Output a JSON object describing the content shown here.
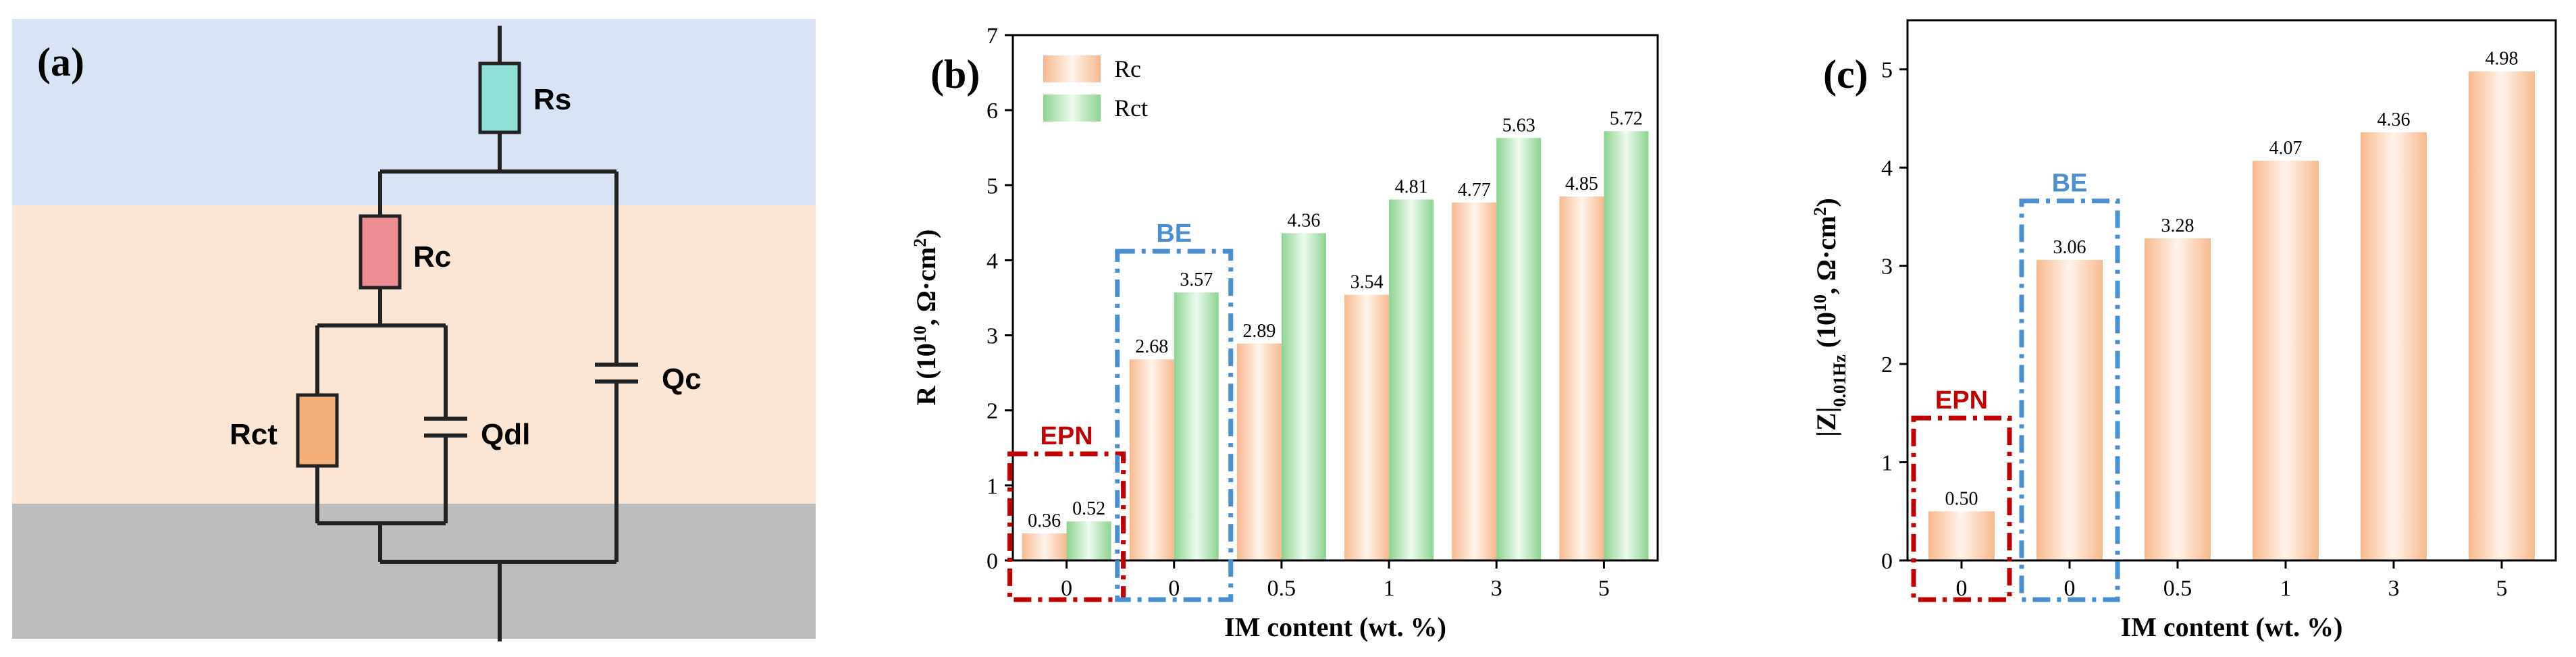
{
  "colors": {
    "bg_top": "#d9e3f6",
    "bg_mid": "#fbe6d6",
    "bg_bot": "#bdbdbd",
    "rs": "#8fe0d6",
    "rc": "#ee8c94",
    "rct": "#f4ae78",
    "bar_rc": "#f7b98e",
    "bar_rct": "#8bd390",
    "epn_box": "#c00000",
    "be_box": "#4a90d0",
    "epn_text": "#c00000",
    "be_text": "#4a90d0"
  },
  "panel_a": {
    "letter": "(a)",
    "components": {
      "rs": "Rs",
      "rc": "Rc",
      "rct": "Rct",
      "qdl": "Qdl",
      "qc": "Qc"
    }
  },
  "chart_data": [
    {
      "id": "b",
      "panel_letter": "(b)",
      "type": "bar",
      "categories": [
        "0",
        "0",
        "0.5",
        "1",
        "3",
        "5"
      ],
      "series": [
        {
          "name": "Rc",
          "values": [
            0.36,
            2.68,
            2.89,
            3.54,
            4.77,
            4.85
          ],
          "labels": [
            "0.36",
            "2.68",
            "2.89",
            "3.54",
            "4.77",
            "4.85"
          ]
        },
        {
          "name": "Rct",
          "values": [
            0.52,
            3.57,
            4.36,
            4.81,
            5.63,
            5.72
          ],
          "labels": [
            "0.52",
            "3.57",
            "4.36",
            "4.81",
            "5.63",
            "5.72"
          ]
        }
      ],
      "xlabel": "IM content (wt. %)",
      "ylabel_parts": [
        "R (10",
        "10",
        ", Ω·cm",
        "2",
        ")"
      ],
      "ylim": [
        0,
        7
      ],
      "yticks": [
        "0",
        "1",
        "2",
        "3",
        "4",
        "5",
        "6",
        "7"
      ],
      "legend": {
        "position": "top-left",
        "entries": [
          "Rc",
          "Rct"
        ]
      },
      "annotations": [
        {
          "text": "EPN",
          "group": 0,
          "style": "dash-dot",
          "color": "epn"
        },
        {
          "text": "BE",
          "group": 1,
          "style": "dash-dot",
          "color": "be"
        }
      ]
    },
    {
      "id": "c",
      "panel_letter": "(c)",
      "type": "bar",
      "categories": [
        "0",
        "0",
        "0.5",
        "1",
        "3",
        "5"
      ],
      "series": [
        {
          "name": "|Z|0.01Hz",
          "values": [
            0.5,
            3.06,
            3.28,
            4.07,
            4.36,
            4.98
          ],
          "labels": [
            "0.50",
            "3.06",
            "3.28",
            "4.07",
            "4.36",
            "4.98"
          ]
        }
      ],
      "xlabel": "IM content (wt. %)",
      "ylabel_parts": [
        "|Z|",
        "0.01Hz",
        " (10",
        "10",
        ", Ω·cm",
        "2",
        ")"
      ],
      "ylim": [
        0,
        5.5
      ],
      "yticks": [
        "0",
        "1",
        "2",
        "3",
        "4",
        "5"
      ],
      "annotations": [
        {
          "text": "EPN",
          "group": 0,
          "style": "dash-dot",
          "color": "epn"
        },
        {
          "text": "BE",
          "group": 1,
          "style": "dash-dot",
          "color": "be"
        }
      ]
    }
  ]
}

## Given problem
Reproduce all of the material exactly, apart from the pictures.

## Response to the task
Output a JSON object describing the content shown here.
{
  "colors": {
    "bg_top": "#d9e3f6",
    "bg_mid": "#fbe6d6",
    "bg_bot": "#bdbdbd",
    "rs": "#8fe0d6",
    "rc": "#ee8c94",
    "rct": "#f4ae78",
    "bar_rc": "#f7b98e",
    "bar_rct": "#8bd390",
    "epn_box": "#c00000",
    "be_box": "#4a90d0",
    "epn_text": "#c00000",
    "be_text": "#4a90d0"
  },
  "panel_a": {
    "letter": "(a)",
    "components": {
      "rs": "Rs",
      "rc": "Rc",
      "rct": "Rct",
      "qdl": "Qdl",
      "qc": "Qc"
    }
  },
  "chart_data": [
    {
      "id": "b",
      "panel_letter": "(b)",
      "type": "bar",
      "categories": [
        "0",
        "0",
        "0.5",
        "1",
        "3",
        "5"
      ],
      "series": [
        {
          "name": "Rc",
          "values": [
            0.36,
            2.68,
            2.89,
            3.54,
            4.77,
            4.85
          ],
          "labels": [
            "0.36",
            "2.68",
            "2.89",
            "3.54",
            "4.77",
            "4.85"
          ]
        },
        {
          "name": "Rct",
          "values": [
            0.52,
            3.57,
            4.36,
            4.81,
            5.63,
            5.72
          ],
          "labels": [
            "0.52",
            "3.57",
            "4.36",
            "4.81",
            "5.63",
            "5.72"
          ]
        }
      ],
      "xlabel": "IM content (wt. %)",
      "ylabel_parts": [
        "R (10",
        "10",
        ", Ω·cm",
        "2",
        ")"
      ],
      "ylim": [
        0,
        7
      ],
      "yticks": [
        "0",
        "1",
        "2",
        "3",
        "4",
        "5",
        "6",
        "7"
      ],
      "legend": {
        "position": "top-left",
        "entries": [
          "Rc",
          "Rct"
        ]
      },
      "annotations": [
        {
          "text": "EPN",
          "group": 0,
          "style": "dash-dot",
          "color": "epn"
        },
        {
          "text": "BE",
          "group": 1,
          "style": "dash-dot",
          "color": "be"
        }
      ]
    },
    {
      "id": "c",
      "panel_letter": "(c)",
      "type": "bar",
      "categories": [
        "0",
        "0",
        "0.5",
        "1",
        "3",
        "5"
      ],
      "series": [
        {
          "name": "|Z|0.01Hz",
          "values": [
            0.5,
            3.06,
            3.28,
            4.07,
            4.36,
            4.98
          ],
          "labels": [
            "0.50",
            "3.06",
            "3.28",
            "4.07",
            "4.36",
            "4.98"
          ]
        }
      ],
      "xlabel": "IM content (wt. %)",
      "ylabel_parts": [
        "|Z|",
        "0.01Hz",
        " (10",
        "10",
        ", Ω·cm",
        "2",
        ")"
      ],
      "ylim": [
        0,
        5.5
      ],
      "yticks": [
        "0",
        "1",
        "2",
        "3",
        "4",
        "5"
      ],
      "annotations": [
        {
          "text": "EPN",
          "group": 0,
          "style": "dash-dot",
          "color": "epn"
        },
        {
          "text": "BE",
          "group": 1,
          "style": "dash-dot",
          "color": "be"
        }
      ]
    }
  ]
}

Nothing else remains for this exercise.